## start Data provided
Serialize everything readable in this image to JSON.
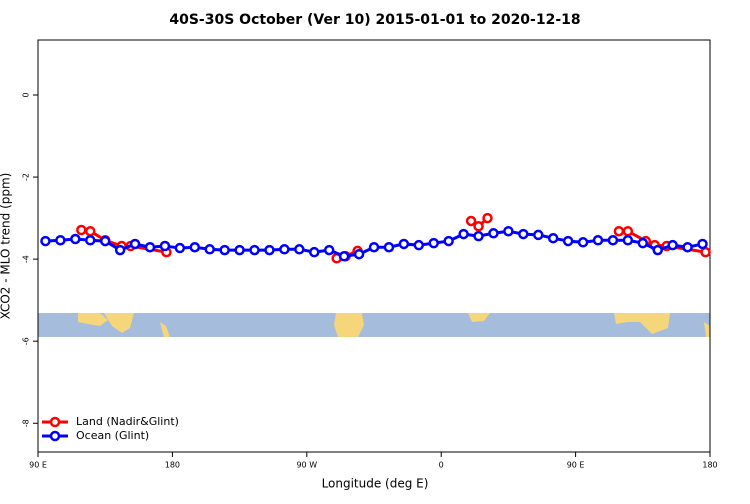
{
  "chart_data": {
    "type": "line",
    "title": "40S-30S October (Ver 10)   2015-01-01 to 2020-12-18",
    "x_label": "Longitude (deg E)",
    "y_label": "XCO2 - MLO trend (ppm)",
    "xlim": [
      90,
      540
    ],
    "ylim": [
      -8.7,
      1.34
    ],
    "xticks": [
      {
        "value": 90,
        "label": "90 E"
      },
      180,
      {
        "value": 270,
        "label": "90 W"
      },
      {
        "value": 360,
        "label": "0"
      },
      {
        "value": 450,
        "label": "90 E"
      },
      {
        "value": 540,
        "label": "180"
      }
    ],
    "yticks": [
      0,
      -2,
      -4,
      -6,
      -8
    ],
    "legend": "bottom-left",
    "series": [
      {
        "name": "Land (Nadir&Glint)",
        "color": "#ff0000",
        "x": [
          119,
          125,
          135,
          146,
          152,
          176,
          null,
          290,
          296,
          304,
          null,
          380,
          385,
          391,
          null,
          479,
          485,
          497,
          503,
          511,
          537
        ],
        "values": [
          -3.29,
          -3.32,
          -3.54,
          -3.68,
          -3.68,
          -3.83,
          null,
          -3.98,
          -3.93,
          -3.8,
          null,
          -3.07,
          -3.2,
          -3.0,
          null,
          -3.32,
          -3.32,
          -3.56,
          -3.66,
          -3.68,
          -3.83
        ]
      },
      {
        "name": "Ocean (Glint)",
        "color": "#0000ff",
        "x": [
          95,
          105,
          115,
          125,
          135,
          145,
          155,
          165,
          175,
          185,
          195,
          205,
          215,
          225,
          235,
          245,
          255,
          265,
          275,
          285,
          295,
          305,
          315,
          325,
          335,
          345,
          355,
          365,
          375,
          385,
          395,
          405,
          415,
          425,
          435,
          445,
          455,
          465,
          475,
          485,
          495,
          505,
          515,
          525,
          535
        ],
        "values": [
          -3.56,
          -3.54,
          -3.51,
          -3.54,
          -3.56,
          -3.78,
          -3.63,
          -3.71,
          -3.68,
          -3.73,
          -3.71,
          -3.76,
          -3.78,
          -3.78,
          -3.78,
          -3.78,
          -3.76,
          -3.76,
          -3.83,
          -3.78,
          -3.93,
          -3.88,
          -3.71,
          -3.71,
          -3.63,
          -3.66,
          -3.61,
          -3.56,
          -3.39,
          -3.44,
          -3.37,
          -3.32,
          -3.39,
          -3.41,
          -3.49,
          -3.56,
          -3.59,
          -3.54,
          -3.54,
          -3.54,
          -3.61,
          -3.78,
          -3.66,
          -3.71,
          -3.63
        ]
      }
    ]
  }
}
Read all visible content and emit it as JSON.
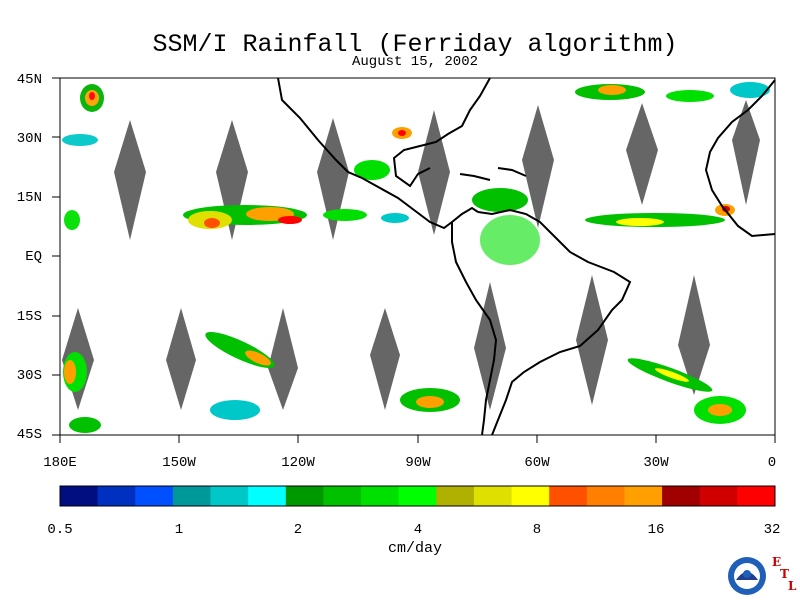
{
  "title": "SSM/I Rainfall (Ferriday algorithm)",
  "date": "August 15, 2002",
  "lat_labels": [
    "45N",
    "30N",
    "15N",
    "EQ",
    "15S",
    "30S",
    "45S"
  ],
  "lon_labels": [
    "180E",
    "150W",
    "120W",
    "90W",
    "60W",
    "30W",
    "0"
  ],
  "colorbar": {
    "ticks": [
      "0.5",
      "1",
      "2",
      "4",
      "8",
      "16",
      "32"
    ],
    "unit": "cm/day",
    "colors": [
      "#000e80",
      "#0030c0",
      "#0050ff",
      "#009898",
      "#00c8c8",
      "#00ffff",
      "#009800",
      "#00c000",
      "#00e000",
      "#00ff00",
      "#b0b000",
      "#e0e000",
      "#ffff00",
      "#ff5000",
      "#ff8000",
      "#ffa000",
      "#a00000",
      "#d00000",
      "#ff0000"
    ]
  },
  "map": {
    "extent": {
      "lon": [
        -180,
        0
      ],
      "lat": [
        -45,
        45
      ]
    },
    "missing_swath_color": "#666666",
    "coast_color": "#000000"
  },
  "logo": {
    "emblem": "noaa-emblem",
    "letters": [
      "E",
      "T",
      "L"
    ],
    "letter_color": "#cc0000"
  }
}
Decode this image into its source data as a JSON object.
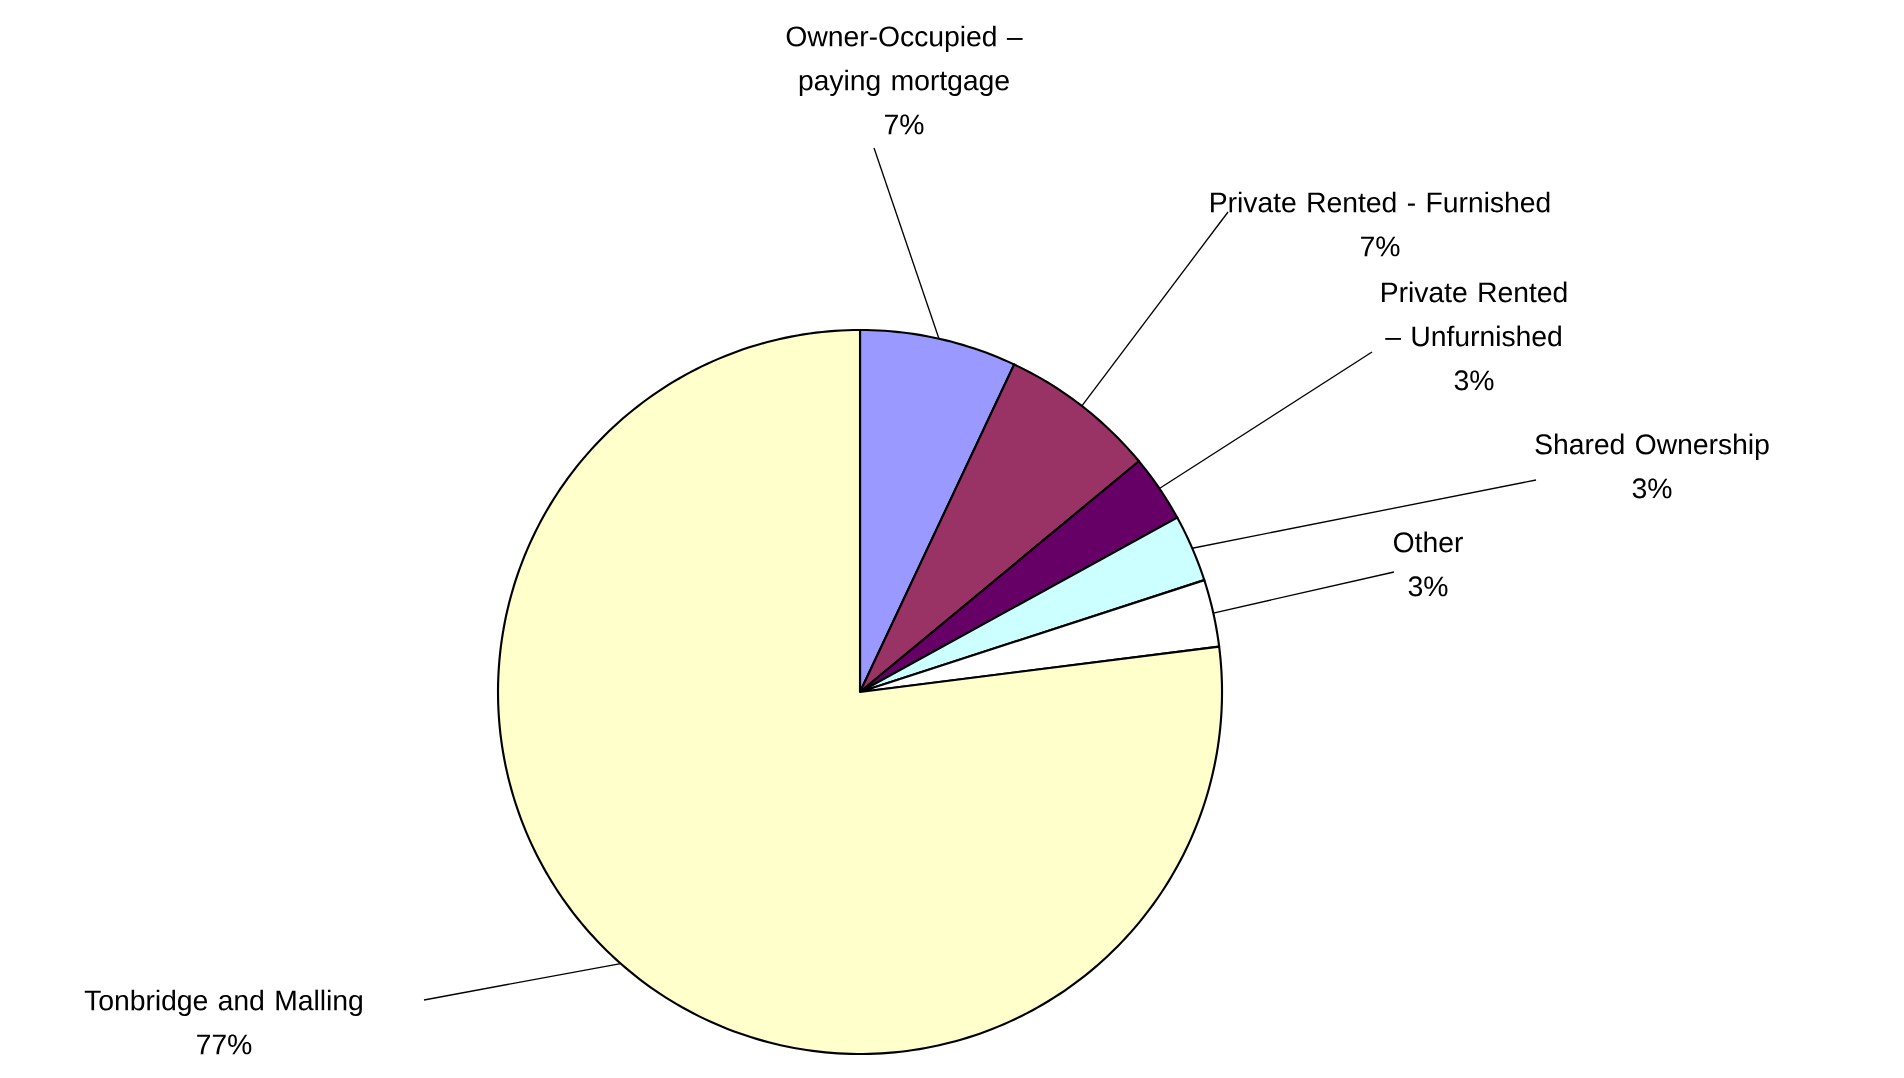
## end Data provided
» What to work on
Find each line in the records holding the string "title" and show it.

» Response
    "title": "40S-30S October (Ver 10)   2015-01-01 to 2020-12-18",
  "title": "SSM/I Rainfall (Ferriday algorithm)",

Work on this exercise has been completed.